*CHALLENGE 1*
Edit the comment thread on intelligence services by giving it again between "I graduated in" and "out of work.", inclusive, with "clearance" replaced by "certification".
*CHALLENGE 2*
Carry on the comment thread on intelligence services, starting after its last line.

>> START SELECTED PASSAGE

Sure that works for now, but what happens when we get back on the gold standard!?
posted by symbioid at 10:57 AM on July 19, 2010 [1 favorite]


The expansion of the intelligence services sound very much like our generation's WPA, but this time with contractors and outsourcing.
posted by Western Infidels at 10:58 AM on July 19, 2010


The expansion of the intelligence services sound very much like our generation's WPA, but this time with contractors and outsourcing.

...And without tangible work-products that add to the nation's public wealth over the long-term.
posted by saulgoodman at 11:02 AM on July 19, 2010 [5 favorites]


The expansion of the intelligence services sound very much like our generation's WPA, but this time with contractors and outsourcing.

I graduated in 2004 with a degree in CS - most of my friends were either CS or EE. Most of us spent a considerable amount of time unemployed and looking for work, and it seems like about 60% or so could only find work by either directly working for the government, or by working for some kind of government contractor. Jobs that require clearance are the only jobs left that can't be outsourced.

I've long considered the "defense" budget to be a giant make work program for the middle-class. It's not going to get cut any time soon, since no congressperson wants to be responsible for putting their constituents out of work.
posted by heathkit at 11:11 AM on July 19, 2010 [3 favorites]


philip-random: I want confusion in my Top Secret agencies, and fumbling, and dissonance. Correct me if I'm wrong but one of the most streamlined, most effectively networked police agencies ever was the Gestapo in Nazi Germany.

>> END SELECTED PASSAGE
>> START RECORD EXTRACTS

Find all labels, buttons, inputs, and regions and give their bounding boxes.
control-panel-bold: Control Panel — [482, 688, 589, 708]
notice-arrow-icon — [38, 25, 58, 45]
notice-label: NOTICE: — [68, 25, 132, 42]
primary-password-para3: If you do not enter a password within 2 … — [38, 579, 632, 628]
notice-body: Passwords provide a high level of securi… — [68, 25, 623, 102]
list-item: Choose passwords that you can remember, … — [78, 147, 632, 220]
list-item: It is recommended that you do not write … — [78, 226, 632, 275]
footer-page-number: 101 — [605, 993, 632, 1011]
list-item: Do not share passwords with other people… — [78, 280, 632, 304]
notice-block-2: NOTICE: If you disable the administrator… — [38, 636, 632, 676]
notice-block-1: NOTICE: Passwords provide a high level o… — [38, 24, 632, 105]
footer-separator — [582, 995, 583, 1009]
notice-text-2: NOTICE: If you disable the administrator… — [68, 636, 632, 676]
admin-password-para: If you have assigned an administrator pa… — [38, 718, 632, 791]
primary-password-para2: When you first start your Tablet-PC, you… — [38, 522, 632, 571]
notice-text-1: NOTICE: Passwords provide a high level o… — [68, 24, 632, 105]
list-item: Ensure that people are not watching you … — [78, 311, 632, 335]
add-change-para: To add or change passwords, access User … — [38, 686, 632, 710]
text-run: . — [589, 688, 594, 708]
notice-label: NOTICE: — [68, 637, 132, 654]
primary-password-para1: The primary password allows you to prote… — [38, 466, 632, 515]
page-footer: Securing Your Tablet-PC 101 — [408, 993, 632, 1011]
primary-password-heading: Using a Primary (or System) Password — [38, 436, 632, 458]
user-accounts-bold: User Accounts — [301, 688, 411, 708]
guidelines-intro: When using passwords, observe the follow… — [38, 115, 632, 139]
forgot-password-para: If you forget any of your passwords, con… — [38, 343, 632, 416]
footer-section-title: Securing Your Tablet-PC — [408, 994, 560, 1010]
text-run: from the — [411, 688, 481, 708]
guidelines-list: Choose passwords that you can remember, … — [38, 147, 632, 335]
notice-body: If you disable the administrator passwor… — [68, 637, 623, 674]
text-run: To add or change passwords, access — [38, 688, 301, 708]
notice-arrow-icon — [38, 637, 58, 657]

>> END RECORD EXTRACTS

*TASK RESPONSE 1*
I graduated in 2004 with a degree in CS - most of my friends were either CS or EE. Most of us spent a considerable amount of time unemployed and looking for work, and it seems like about 60% or so could only find work by either directly working for the government, or by working for some kind of government contractor. Jobs that require certification are the only jobs left that can't be outsourced.

I've long considered the "defense" budget to be a giant make work program for the middle-class. It's not going to get cut any time soon, since no congressperson wants to be responsible for putting their constituents out of work.

*TASK RESPONSE 2*
I was never a good student of history; everything I know about the Gestapo comes from WikiPedia. But consider:
The basic Gestapo law passed by the government in 1936 gave the Gestapo carte blanche to operate without judicial oversight. The Gestapo was specifically exempted from responsibility to administrative courts, where citizens normally could sue the state to conform to laws

....the Gestapo was for the most part made up of bureaucrats and clerical workers who depended upon denunciations by ordinary Germans for their information. Indeed, the Gestapo was overwhelmed with denunciations and spent most of its time sorting out the credible from the less credible denunciations. Far from being an all-powerful agency that knew everything about what was happening in German society, the local offices were understaffed and overworked, struggling with the paper load caused by so many denunciations.
We here in 21st century America have the veil of secrecy hiding waste, ineptitude and corruption, we've assigned authority while explicitly preventing accountability, and we have a framework for "acting at random on an ocean of bullshit intelligence" pretty much in place. It all sounds uncomfortably parallel to the Gestapo, if you ask me. An agency like the Gestapo doesn't need to be effective to sear its name into memory, after all; it may even be more feared and more memorable if it's corrupt, ruthless, violent, and impossible to predict, all of which are much easier to achieve than competence.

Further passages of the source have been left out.